Website and app data records:
↓

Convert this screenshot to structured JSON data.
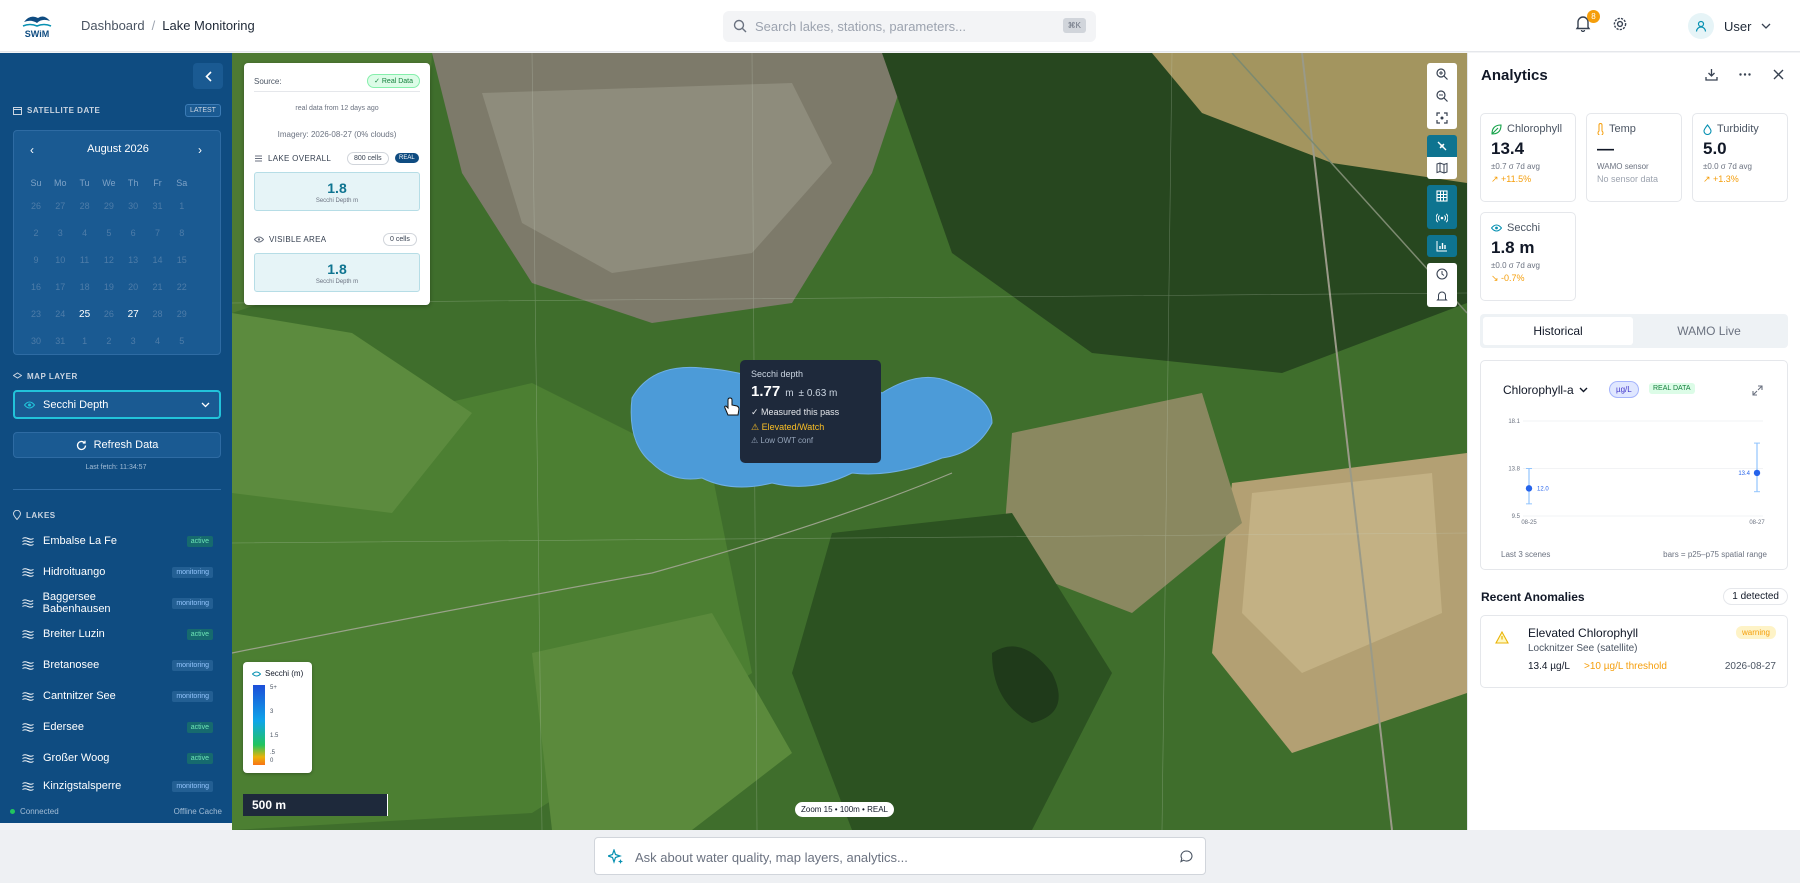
{
  "header": {
    "logo_text": "SWiM",
    "breadcrumb": [
      "Dashboard",
      "Lake Monitoring"
    ],
    "search_placeholder": "Search lakes, stations, parameters...",
    "search_shortcut": "⌘K",
    "notif_count": "8",
    "user_label": "User"
  },
  "sidebar": {
    "satellite_label": "SATELLITE DATE",
    "latest_badge": "LATEST",
    "calendar": {
      "month": "August 2026",
      "weekdays": [
        "Su",
        "Mo",
        "Tu",
        "We",
        "Th",
        "Fr",
        "Sa"
      ],
      "weeks": [
        [
          "26",
          "27",
          "28",
          "29",
          "30",
          "31",
          "1"
        ],
        [
          "2",
          "3",
          "4",
          "5",
          "6",
          "7",
          "8"
        ],
        [
          "9",
          "10",
          "11",
          "12",
          "13",
          "14",
          "15"
        ],
        [
          "16",
          "17",
          "18",
          "19",
          "20",
          "21",
          "22"
        ],
        [
          "23",
          "24",
          "25",
          "26",
          "27",
          "28",
          "29"
        ],
        [
          "30",
          "31",
          "1",
          "2",
          "3",
          "4",
          "5"
        ]
      ]
    },
    "map_layer_label": "MAP LAYER",
    "map_layer_value": "Secchi Depth",
    "refresh_label": "Refresh Data",
    "last_fetch": "Last fetch: 11:34:57",
    "lakes_label": "LAKES",
    "lakes": [
      {
        "name": "Embalse La Fe",
        "status": "active"
      },
      {
        "name": "Hidroituango",
        "status": "monitoring"
      },
      {
        "name": "Baggersee Babenhausen",
        "status": "monitoring"
      },
      {
        "name": "Breiter Luzin",
        "status": "active"
      },
      {
        "name": "Bretanosee",
        "status": "monitoring"
      },
      {
        "name": "Cantnitzer See",
        "status": "monitoring"
      },
      {
        "name": "Edersee",
        "status": "active"
      },
      {
        "name": "Großer Woog",
        "status": "active"
      },
      {
        "name": "Kinzigstalsperre",
        "status": "monitoring"
      }
    ],
    "footer_status": "Connected",
    "footer_cache": "Offline Cache"
  },
  "map": {
    "source_label": "Source:",
    "source_badge": "✓ Real Data",
    "real_data_note": "real data from 12 days ago",
    "imagery": "Imagery: 2026-08-27 (0% clouds)",
    "lake_overall_label": "LAKE OVERALL",
    "lake_overall_cells": "800 cells",
    "real_badge": "REAL",
    "lake_overall_value": "1.8",
    "value_sub": "Secchi Depth m",
    "visible_area_label": "VISIBLE AREA",
    "visible_cells": "0 cells",
    "visible_value": "1.8",
    "tooltip": {
      "title": "Secchi depth",
      "value": "1.77",
      "unit": "m",
      "err": "± 0.63 m",
      "measured": "✓ Measured this pass",
      "status": "⚠ Elevated/Watch",
      "conf": "⚠ Low OWT conf"
    },
    "legend_title": "Secchi (m)",
    "legend_ticks": [
      "5+",
      "3",
      "1.5",
      ".5",
      "0"
    ],
    "scale_label": "500 m",
    "zoom_label": "Zoom 15 • 100m • REAL"
  },
  "analytics": {
    "title": "Analytics",
    "metrics": [
      {
        "name": "Chlorophyll",
        "value": "13.4",
        "sub": "±0.7 σ 7d avg",
        "delta": "↗ +11.5%"
      },
      {
        "name": "Temp",
        "value": "—",
        "sub": "WAMO sensor",
        "delta": "No sensor data"
      },
      {
        "name": "Turbidity",
        "value": "5.0",
        "sub": "±0.0 σ 7d avg",
        "delta": "↗ +1.3%"
      },
      {
        "name": "Secchi",
        "value": "1.8 m",
        "sub": "±0.0 σ 7d avg",
        "delta": "↘ -0.7%"
      }
    ],
    "tabs": [
      "Historical",
      "WAMO Live"
    ],
    "chart_title": "Chlorophyll-a",
    "unit_pill": "µg/L",
    "real_pill": "REAL DATA",
    "footnote_left": "Last 3 scenes",
    "footnote_right": "bars = p25–p75 spatial range",
    "anomalies_title": "Recent Anomalies",
    "anomalies_count": "1 detected",
    "anomaly": {
      "title": "Elevated Chlorophyll",
      "badge": "warning",
      "subtitle": "Locknitzer See (satellite)",
      "value": "13.4 µg/L",
      "threshold": ">10 µg/L threshold",
      "date": "2026-08-27"
    }
  },
  "chart_data": {
    "type": "scatter",
    "title": "Chlorophyll-a",
    "ylabel": "µg/L",
    "ylim": [
      9.5,
      18.1
    ],
    "yticks": [
      "18.1",
      "13.8",
      "9.5"
    ],
    "x": [
      "08-25",
      "08-27"
    ],
    "values": [
      12.0,
      13.4
    ],
    "value_labels": [
      "12.0",
      "13.4"
    ],
    "ranges": [
      [
        10.6,
        13.8
      ],
      [
        11.7,
        16.1
      ]
    ]
  },
  "assistant": {
    "placeholder": "Ask about water quality, map layers, analytics..."
  },
  "colors": {
    "sidebar": "#0f4c81",
    "accent": "#0e7490",
    "warning": "#f59e0b"
  }
}
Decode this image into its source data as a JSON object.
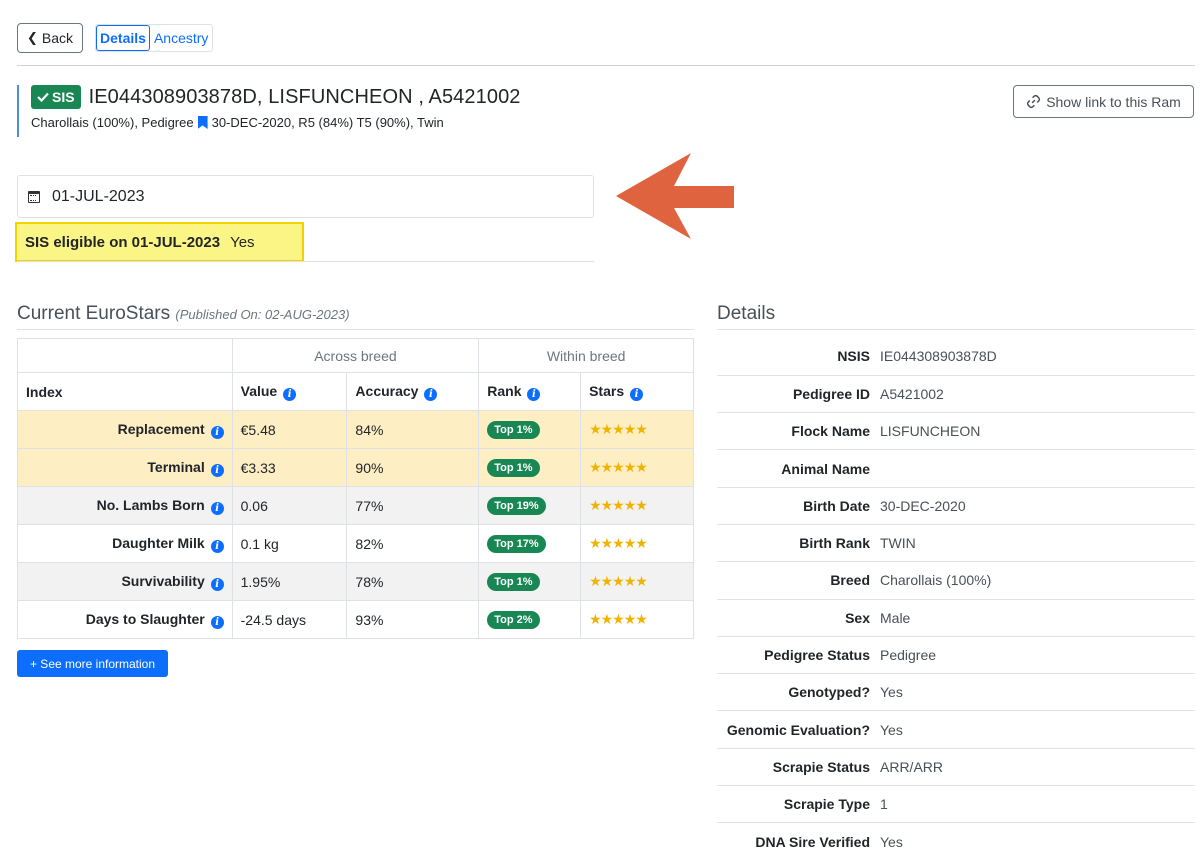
{
  "nav": {
    "back_label": "Back",
    "tabs": [
      {
        "label": "Details",
        "active": true
      },
      {
        "label": "Ancestry",
        "active": false
      }
    ]
  },
  "animal": {
    "badge": "SIS",
    "title": "IE044308903878D, LISFUNCHEON , A5421002",
    "subtitle_left": "Charollais (100%), Pedigree",
    "subtitle_right": "30-DEC-2020, R5 (84%) T5 (90%), Twin",
    "link_button": "Show link to this Ram"
  },
  "date_picker": {
    "value": "01-JUL-2023"
  },
  "sis_eligibility": {
    "label": "SIS eligible on 01-JUL-2023",
    "value": "Yes"
  },
  "eurostars": {
    "title": "Current EuroStars",
    "published": "(Published On: 02-AUG-2023)",
    "group_headers": {
      "across": "Across breed",
      "within": "Within breed"
    },
    "columns": [
      "Index",
      "Value",
      "Accuracy",
      "Rank",
      "Stars"
    ],
    "rows": [
      {
        "index": "Replacement",
        "value": "€5.48",
        "accuracy": "84%",
        "rank": "Top 1%",
        "stars": "★★★★★",
        "stars_count": 5,
        "style": "highlight"
      },
      {
        "index": "Terminal",
        "value": "€3.33",
        "accuracy": "90%",
        "rank": "Top 1%",
        "stars": "★★★★★",
        "stars_count": 5,
        "style": "highlight"
      },
      {
        "index": "No. Lambs Born",
        "value": "0.06",
        "accuracy": "77%",
        "rank": "Top 19%",
        "stars": "★★★★★",
        "stars_count": 5,
        "style": "gray"
      },
      {
        "index": "Daughter Milk",
        "value": "0.1 kg",
        "accuracy": "82%",
        "rank": "Top 17%",
        "stars": "★★★★★",
        "stars_count": 5,
        "style": "white"
      },
      {
        "index": "Survivability",
        "value": "1.95%",
        "accuracy": "78%",
        "rank": "Top 1%",
        "stars": "★★★★★",
        "stars_count": 5,
        "style": "gray"
      },
      {
        "index": "Days to Slaughter",
        "value": "-24.5 days",
        "accuracy": "93%",
        "rank": "Top 2%",
        "stars": "★★★★★",
        "stars_count": 5,
        "style": "white"
      }
    ],
    "more_button": "+ See more information"
  },
  "details": {
    "title": "Details",
    "rows": [
      {
        "key": "NSIS",
        "value": "IE044308903878D"
      },
      {
        "key": "Pedigree ID",
        "value": "A5421002"
      },
      {
        "key": "Flock Name",
        "value": "LISFUNCHEON"
      },
      {
        "key": "Animal Name",
        "value": ""
      },
      {
        "key": "Birth Date",
        "value": "30-DEC-2020"
      },
      {
        "key": "Birth Rank",
        "value": "TWIN"
      },
      {
        "key": "Breed",
        "value": "Charollais (100%)"
      },
      {
        "key": "Sex",
        "value": "Male"
      },
      {
        "key": "Pedigree Status",
        "value": "Pedigree"
      },
      {
        "key": "Genotyped?",
        "value": "Yes"
      },
      {
        "key": "Genomic Evaluation?",
        "value": "Yes"
      },
      {
        "key": "Scrapie Status",
        "value": "ARR/ARR"
      },
      {
        "key": "Scrapie Type",
        "value": "1"
      },
      {
        "key": "DNA Sire Verified",
        "value": "Yes"
      }
    ]
  },
  "colors": {
    "primary": "#0d6efd",
    "success": "#198754",
    "highlight_row": "#fdeec4",
    "eligible_bg": "#fbf585",
    "arrow": "#e0633f",
    "star": "#f0b400"
  }
}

↑

Identify all lines in the records above with the word "sensor".

Your response:
        "sub": "WAMO sensor",
        "delta": "No sensor data"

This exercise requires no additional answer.